_SHORT PROBLEM_. All lines in the data bearing the string "USDJPYp" should be identified and copied.

[Extracted data entries]
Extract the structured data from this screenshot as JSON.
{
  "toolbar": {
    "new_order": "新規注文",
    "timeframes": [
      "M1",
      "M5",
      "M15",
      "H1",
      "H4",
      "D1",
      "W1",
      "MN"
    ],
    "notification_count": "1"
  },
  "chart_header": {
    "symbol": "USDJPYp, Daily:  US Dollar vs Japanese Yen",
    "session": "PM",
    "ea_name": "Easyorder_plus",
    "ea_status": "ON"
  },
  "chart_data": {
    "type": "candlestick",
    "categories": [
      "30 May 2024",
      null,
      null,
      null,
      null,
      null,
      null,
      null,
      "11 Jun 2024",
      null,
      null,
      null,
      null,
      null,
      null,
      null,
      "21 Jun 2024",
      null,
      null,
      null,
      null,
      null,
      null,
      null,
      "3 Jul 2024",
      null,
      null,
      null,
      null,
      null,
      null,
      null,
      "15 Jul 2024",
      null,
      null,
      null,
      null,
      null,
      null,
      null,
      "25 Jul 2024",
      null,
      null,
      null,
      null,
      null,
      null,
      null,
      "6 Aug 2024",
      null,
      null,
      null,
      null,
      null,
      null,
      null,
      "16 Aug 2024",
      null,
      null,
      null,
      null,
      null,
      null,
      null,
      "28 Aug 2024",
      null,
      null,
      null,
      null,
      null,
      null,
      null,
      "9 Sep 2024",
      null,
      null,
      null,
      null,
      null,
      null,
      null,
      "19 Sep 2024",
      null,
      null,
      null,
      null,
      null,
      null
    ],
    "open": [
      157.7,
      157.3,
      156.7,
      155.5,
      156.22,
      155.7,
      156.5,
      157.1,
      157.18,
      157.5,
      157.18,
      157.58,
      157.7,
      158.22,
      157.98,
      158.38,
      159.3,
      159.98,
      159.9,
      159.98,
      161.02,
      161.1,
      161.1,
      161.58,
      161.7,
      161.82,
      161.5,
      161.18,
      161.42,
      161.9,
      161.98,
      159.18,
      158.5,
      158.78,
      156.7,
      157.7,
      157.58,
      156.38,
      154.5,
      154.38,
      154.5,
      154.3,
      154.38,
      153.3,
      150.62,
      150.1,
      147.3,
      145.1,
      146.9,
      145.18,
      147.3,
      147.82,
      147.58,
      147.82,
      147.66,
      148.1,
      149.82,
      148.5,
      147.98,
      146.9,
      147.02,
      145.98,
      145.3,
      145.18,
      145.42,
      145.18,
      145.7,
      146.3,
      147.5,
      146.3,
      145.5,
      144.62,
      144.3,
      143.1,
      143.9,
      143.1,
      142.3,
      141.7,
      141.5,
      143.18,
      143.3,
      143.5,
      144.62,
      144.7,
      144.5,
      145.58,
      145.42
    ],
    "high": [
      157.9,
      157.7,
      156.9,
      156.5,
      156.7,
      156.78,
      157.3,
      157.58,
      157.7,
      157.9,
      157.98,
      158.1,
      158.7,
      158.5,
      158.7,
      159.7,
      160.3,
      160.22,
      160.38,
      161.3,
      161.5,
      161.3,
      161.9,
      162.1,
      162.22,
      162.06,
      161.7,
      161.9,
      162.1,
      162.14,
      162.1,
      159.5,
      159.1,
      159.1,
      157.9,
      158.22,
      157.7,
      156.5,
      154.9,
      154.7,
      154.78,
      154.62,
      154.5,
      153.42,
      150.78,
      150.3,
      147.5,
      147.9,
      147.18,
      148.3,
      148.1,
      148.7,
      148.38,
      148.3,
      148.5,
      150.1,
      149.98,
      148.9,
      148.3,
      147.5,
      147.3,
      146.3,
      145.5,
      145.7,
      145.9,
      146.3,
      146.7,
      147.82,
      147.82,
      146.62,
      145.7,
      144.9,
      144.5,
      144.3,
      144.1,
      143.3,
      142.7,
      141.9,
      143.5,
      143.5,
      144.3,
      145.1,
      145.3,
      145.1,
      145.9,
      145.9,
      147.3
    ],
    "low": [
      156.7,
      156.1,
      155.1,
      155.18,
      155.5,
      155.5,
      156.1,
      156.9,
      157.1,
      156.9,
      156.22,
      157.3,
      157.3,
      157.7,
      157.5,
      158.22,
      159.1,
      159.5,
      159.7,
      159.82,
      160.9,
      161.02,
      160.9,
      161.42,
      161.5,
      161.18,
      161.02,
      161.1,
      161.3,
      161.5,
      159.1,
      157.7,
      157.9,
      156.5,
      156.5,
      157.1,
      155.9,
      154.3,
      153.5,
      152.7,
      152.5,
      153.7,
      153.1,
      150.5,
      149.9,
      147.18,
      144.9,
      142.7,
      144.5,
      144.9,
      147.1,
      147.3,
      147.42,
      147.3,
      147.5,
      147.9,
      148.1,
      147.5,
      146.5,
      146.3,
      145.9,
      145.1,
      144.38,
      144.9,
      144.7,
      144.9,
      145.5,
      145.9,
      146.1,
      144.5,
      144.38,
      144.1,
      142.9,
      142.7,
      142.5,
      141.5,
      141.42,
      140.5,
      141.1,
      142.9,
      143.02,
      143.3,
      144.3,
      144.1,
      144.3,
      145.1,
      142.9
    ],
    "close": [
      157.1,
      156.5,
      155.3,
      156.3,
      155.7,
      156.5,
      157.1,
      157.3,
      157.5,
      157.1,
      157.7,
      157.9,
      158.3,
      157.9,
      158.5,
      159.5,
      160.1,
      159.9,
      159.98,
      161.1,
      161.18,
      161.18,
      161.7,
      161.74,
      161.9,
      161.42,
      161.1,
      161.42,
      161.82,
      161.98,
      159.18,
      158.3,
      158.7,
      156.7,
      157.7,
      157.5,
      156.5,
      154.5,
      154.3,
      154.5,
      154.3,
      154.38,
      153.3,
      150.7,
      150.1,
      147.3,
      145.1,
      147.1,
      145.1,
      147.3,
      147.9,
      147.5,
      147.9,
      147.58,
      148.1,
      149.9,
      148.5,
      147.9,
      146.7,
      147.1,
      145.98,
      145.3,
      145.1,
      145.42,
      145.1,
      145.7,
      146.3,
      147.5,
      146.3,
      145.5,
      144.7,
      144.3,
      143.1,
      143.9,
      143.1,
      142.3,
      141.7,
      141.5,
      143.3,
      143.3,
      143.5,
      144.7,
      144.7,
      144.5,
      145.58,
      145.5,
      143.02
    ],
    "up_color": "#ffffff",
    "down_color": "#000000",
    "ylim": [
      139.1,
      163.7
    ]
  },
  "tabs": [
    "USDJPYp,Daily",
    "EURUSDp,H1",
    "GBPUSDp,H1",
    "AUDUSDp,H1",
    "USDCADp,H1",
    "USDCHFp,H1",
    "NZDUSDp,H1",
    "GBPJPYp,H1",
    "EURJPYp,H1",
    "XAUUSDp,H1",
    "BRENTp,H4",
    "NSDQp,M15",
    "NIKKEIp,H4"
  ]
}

_SOLUTION FOR THIS TASK_.
    "symbol": "USDJPYp, Daily:  US Dollar vs Japanese Yen",
    "USDJPYp,Daily",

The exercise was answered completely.